Extracted data:
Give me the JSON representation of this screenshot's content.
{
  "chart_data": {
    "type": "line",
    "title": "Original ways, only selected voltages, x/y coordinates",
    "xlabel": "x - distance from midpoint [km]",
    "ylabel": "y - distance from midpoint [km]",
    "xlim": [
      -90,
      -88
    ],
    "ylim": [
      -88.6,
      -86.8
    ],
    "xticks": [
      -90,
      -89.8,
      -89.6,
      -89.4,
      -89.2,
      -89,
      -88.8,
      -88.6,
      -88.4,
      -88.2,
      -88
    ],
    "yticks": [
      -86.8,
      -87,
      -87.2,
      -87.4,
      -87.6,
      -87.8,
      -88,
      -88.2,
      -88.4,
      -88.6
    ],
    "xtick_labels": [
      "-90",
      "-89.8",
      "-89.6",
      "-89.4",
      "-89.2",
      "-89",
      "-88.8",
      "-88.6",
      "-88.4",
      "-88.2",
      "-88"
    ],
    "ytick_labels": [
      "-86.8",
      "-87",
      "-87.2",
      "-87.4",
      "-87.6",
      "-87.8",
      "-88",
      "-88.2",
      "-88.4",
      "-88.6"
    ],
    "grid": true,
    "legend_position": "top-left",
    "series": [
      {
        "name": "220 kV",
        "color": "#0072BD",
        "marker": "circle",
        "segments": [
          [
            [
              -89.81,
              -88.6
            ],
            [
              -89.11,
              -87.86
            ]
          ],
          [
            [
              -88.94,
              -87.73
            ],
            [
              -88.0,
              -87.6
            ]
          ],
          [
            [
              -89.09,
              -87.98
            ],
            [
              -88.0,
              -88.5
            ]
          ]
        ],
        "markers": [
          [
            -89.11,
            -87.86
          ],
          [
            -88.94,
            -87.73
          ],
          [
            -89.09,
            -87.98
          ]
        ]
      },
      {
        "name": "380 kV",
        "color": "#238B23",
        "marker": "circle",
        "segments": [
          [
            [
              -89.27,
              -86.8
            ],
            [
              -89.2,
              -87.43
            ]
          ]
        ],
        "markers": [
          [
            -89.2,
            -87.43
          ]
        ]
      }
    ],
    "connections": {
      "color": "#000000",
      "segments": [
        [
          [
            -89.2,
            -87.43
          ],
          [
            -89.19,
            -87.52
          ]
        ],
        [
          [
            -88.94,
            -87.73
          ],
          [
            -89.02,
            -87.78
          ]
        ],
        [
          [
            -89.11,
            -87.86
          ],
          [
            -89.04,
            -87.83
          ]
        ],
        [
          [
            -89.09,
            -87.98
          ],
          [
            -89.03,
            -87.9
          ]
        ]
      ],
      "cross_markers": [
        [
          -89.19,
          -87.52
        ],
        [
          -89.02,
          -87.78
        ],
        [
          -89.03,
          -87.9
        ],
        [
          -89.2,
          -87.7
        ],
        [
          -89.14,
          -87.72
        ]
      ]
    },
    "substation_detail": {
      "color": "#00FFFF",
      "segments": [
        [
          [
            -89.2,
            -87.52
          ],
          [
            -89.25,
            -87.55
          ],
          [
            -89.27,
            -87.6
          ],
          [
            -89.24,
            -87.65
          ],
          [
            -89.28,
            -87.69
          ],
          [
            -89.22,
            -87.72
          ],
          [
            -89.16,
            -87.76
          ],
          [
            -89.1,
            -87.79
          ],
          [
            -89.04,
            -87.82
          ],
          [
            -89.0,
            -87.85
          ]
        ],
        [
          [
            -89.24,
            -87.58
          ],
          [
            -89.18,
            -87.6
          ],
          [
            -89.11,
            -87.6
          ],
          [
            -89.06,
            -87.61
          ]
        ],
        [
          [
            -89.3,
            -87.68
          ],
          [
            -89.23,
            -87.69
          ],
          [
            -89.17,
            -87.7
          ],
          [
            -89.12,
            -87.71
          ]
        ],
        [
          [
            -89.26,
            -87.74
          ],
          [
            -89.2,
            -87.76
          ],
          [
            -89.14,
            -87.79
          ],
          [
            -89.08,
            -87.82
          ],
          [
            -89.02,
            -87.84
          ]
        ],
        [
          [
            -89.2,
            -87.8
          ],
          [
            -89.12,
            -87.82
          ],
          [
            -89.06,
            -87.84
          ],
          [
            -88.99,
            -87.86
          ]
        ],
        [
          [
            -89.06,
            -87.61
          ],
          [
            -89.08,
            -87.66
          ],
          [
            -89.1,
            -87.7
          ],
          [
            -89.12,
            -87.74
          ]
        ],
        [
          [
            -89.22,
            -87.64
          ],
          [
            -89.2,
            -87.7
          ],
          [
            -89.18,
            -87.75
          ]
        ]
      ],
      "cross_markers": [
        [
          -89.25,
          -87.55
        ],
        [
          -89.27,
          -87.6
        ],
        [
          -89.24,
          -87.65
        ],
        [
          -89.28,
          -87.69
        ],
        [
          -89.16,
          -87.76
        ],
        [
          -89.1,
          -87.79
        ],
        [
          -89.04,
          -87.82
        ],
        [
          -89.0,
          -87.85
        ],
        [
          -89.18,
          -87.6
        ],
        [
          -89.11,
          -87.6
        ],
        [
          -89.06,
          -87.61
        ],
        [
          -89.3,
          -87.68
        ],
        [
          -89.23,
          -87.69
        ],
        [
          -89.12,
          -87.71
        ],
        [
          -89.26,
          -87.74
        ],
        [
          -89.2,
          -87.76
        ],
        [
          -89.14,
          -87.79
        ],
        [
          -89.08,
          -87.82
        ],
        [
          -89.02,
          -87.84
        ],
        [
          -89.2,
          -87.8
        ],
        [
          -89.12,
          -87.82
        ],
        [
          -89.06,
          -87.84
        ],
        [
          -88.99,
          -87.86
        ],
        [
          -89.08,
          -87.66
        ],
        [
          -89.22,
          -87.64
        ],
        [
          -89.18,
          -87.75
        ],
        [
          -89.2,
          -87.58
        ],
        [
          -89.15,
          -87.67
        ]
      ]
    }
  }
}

Task description:
The records above need to be transcribed in full. Keep every character unchanged.

Answer for this exercise:
Give me the JSON representation of this screenshot's content.
{
  "chart_data": {
    "type": "line",
    "title": "Original ways, only selected voltages, x/y coordinates",
    "xlabel": "x - distance from midpoint [km]",
    "ylabel": "y - distance from midpoint [km]",
    "xlim": [
      -90,
      -88
    ],
    "ylim": [
      -88.6,
      -86.8
    ],
    "xticks": [
      -90,
      -89.8,
      -89.6,
      -89.4,
      -89.2,
      -89,
      -88.8,
      -88.6,
      -88.4,
      -88.2,
      -88
    ],
    "yticks": [
      -86.8,
      -87,
      -87.2,
      -87.4,
      -87.6,
      -87.8,
      -88,
      -88.2,
      -88.4,
      -88.6
    ],
    "xtick_labels": [
      "-90",
      "-89.8",
      "-89.6",
      "-89.4",
      "-89.2",
      "-89",
      "-88.8",
      "-88.6",
      "-88.4",
      "-88.2",
      "-88"
    ],
    "ytick_labels": [
      "-86.8",
      "-87",
      "-87.2",
      "-87.4",
      "-87.6",
      "-87.8",
      "-88",
      "-88.2",
      "-88.4",
      "-88.6"
    ],
    "grid": true,
    "legend_position": "top-left",
    "series": [
      {
        "name": "220 kV",
        "color": "#0072BD",
        "marker": "circle",
        "segments": [
          [
            [
              -89.81,
              -88.6
            ],
            [
              -89.11,
              -87.86
            ]
          ],
          [
            [
              -88.94,
              -87.73
            ],
            [
              -88.0,
              -87.6
            ]
          ],
          [
            [
              -89.09,
              -87.98
            ],
            [
              -88.0,
              -88.5
            ]
          ]
        ],
        "markers": [
          [
            -89.11,
            -87.86
          ],
          [
            -88.94,
            -87.73
          ],
          [
            -89.09,
            -87.98
          ]
        ]
      },
      {
        "name": "380 kV",
        "color": "#238B23",
        "marker": "circle",
        "segments": [
          [
            [
              -89.27,
              -86.8
            ],
            [
              -89.2,
              -87.43
            ]
          ]
        ],
        "markers": [
          [
            -89.2,
            -87.43
          ]
        ]
      }
    ],
    "connections": {
      "color": "#000000",
      "segments": [
        [
          [
            -89.2,
            -87.43
          ],
          [
            -89.19,
            -87.52
          ]
        ],
        [
          [
            -88.94,
            -87.73
          ],
          [
            -89.02,
            -87.78
          ]
        ],
        [
          [
            -89.11,
            -87.86
          ],
          [
            -89.04,
            -87.83
          ]
        ],
        [
          [
            -89.09,
            -87.98
          ],
          [
            -89.03,
            -87.9
          ]
        ]
      ],
      "cross_markers": [
        [
          -89.19,
          -87.52
        ],
        [
          -89.02,
          -87.78
        ],
        [
          -89.03,
          -87.9
        ],
        [
          -89.2,
          -87.7
        ],
        [
          -89.14,
          -87.72
        ]
      ]
    },
    "substation_detail": {
      "color": "#00FFFF",
      "segments": [
        [
          [
            -89.2,
            -87.52
          ],
          [
            -89.25,
            -87.55
          ],
          [
            -89.27,
            -87.6
          ],
          [
            -89.24,
            -87.65
          ],
          [
            -89.28,
            -87.69
          ],
          [
            -89.22,
            -87.72
          ],
          [
            -89.16,
            -87.76
          ],
          [
            -89.1,
            -87.79
          ],
          [
            -89.04,
            -87.82
          ],
          [
            -89.0,
            -87.85
          ]
        ],
        [
          [
            -89.24,
            -87.58
          ],
          [
            -89.18,
            -87.6
          ],
          [
            -89.11,
            -87.6
          ],
          [
            -89.06,
            -87.61
          ]
        ],
        [
          [
            -89.3,
            -87.68
          ],
          [
            -89.23,
            -87.69
          ],
          [
            -89.17,
            -87.7
          ],
          [
            -89.12,
            -87.71
          ]
        ],
        [
          [
            -89.26,
            -87.74
          ],
          [
            -89.2,
            -87.76
          ],
          [
            -89.14,
            -87.79
          ],
          [
            -89.08,
            -87.82
          ],
          [
            -89.02,
            -87.84
          ]
        ],
        [
          [
            -89.2,
            -87.8
          ],
          [
            -89.12,
            -87.82
          ],
          [
            -89.06,
            -87.84
          ],
          [
            -88.99,
            -87.86
          ]
        ],
        [
          [
            -89.06,
            -87.61
          ],
          [
            -89.08,
            -87.66
          ],
          [
            -89.1,
            -87.7
          ],
          [
            -89.12,
            -87.74
          ]
        ],
        [
          [
            -89.22,
            -87.64
          ],
          [
            -89.2,
            -87.7
          ],
          [
            -89.18,
            -87.75
          ]
        ]
      ],
      "cross_markers": [
        [
          -89.25,
          -87.55
        ],
        [
          -89.27,
          -87.6
        ],
        [
          -89.24,
          -87.65
        ],
        [
          -89.28,
          -87.69
        ],
        [
          -89.16,
          -87.76
        ],
        [
          -89.1,
          -87.79
        ],
        [
          -89.04,
          -87.82
        ],
        [
          -89.0,
          -87.85
        ],
        [
          -89.18,
          -87.6
        ],
        [
          -89.11,
          -87.6
        ],
        [
          -89.06,
          -87.61
        ],
        [
          -89.3,
          -87.68
        ],
        [
          -89.23,
          -87.69
        ],
        [
          -89.12,
          -87.71
        ],
        [
          -89.26,
          -87.74
        ],
        [
          -89.2,
          -87.76
        ],
        [
          -89.14,
          -87.79
        ],
        [
          -89.08,
          -87.82
        ],
        [
          -89.02,
          -87.84
        ],
        [
          -89.2,
          -87.8
        ],
        [
          -89.12,
          -87.82
        ],
        [
          -89.06,
          -87.84
        ],
        [
          -88.99,
          -87.86
        ],
        [
          -89.08,
          -87.66
        ],
        [
          -89.22,
          -87.64
        ],
        [
          -89.18,
          -87.75
        ],
        [
          -89.2,
          -87.58
        ],
        [
          -89.15,
          -87.67
        ]
      ]
    }
  }
}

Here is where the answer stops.